(Source records)
╭──
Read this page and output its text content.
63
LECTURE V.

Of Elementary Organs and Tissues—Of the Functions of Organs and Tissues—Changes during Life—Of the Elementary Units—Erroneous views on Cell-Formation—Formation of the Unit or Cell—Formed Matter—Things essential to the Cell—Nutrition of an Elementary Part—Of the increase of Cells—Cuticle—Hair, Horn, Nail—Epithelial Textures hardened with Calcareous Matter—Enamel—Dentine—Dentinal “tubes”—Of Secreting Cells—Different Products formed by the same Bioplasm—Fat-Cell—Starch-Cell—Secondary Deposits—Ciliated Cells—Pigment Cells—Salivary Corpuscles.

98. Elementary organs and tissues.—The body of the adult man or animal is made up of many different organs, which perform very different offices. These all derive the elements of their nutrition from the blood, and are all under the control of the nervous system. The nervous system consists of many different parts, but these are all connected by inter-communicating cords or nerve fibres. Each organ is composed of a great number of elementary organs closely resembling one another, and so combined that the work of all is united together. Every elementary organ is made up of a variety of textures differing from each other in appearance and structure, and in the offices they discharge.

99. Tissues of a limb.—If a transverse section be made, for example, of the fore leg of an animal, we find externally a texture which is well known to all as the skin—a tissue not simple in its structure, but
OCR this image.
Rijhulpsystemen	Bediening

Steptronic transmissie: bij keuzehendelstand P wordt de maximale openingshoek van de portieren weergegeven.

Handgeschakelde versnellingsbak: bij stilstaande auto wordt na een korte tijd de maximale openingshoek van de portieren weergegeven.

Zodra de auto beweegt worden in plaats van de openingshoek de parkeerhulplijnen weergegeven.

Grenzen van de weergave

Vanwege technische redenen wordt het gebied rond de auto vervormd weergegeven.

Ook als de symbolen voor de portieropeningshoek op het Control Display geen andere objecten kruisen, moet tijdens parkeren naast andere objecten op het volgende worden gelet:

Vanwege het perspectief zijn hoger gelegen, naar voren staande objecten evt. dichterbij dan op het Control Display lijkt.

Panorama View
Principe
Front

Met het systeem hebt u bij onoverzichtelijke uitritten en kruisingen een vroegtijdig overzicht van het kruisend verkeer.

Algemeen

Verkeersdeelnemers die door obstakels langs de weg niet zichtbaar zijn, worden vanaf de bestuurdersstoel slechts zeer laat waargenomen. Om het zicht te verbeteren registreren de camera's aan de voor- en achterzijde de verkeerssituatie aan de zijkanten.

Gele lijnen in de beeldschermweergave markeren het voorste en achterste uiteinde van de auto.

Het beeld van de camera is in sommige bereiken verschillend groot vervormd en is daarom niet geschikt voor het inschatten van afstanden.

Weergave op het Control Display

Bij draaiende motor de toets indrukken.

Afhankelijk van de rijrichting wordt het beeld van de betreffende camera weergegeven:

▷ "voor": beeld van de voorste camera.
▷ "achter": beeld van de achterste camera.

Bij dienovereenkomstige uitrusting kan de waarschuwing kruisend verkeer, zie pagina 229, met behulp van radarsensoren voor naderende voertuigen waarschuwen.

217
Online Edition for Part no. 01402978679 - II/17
╰──
▶ _Assigned task_
Every line above with the string "voorste" in it should be copied into the answer.

▶ _Exercise response_
Gele lijnen in de beeldschermweergave markeren het voorste en achterste uiteinde van de auto.
▷ "voor": beeld van de voorste camera.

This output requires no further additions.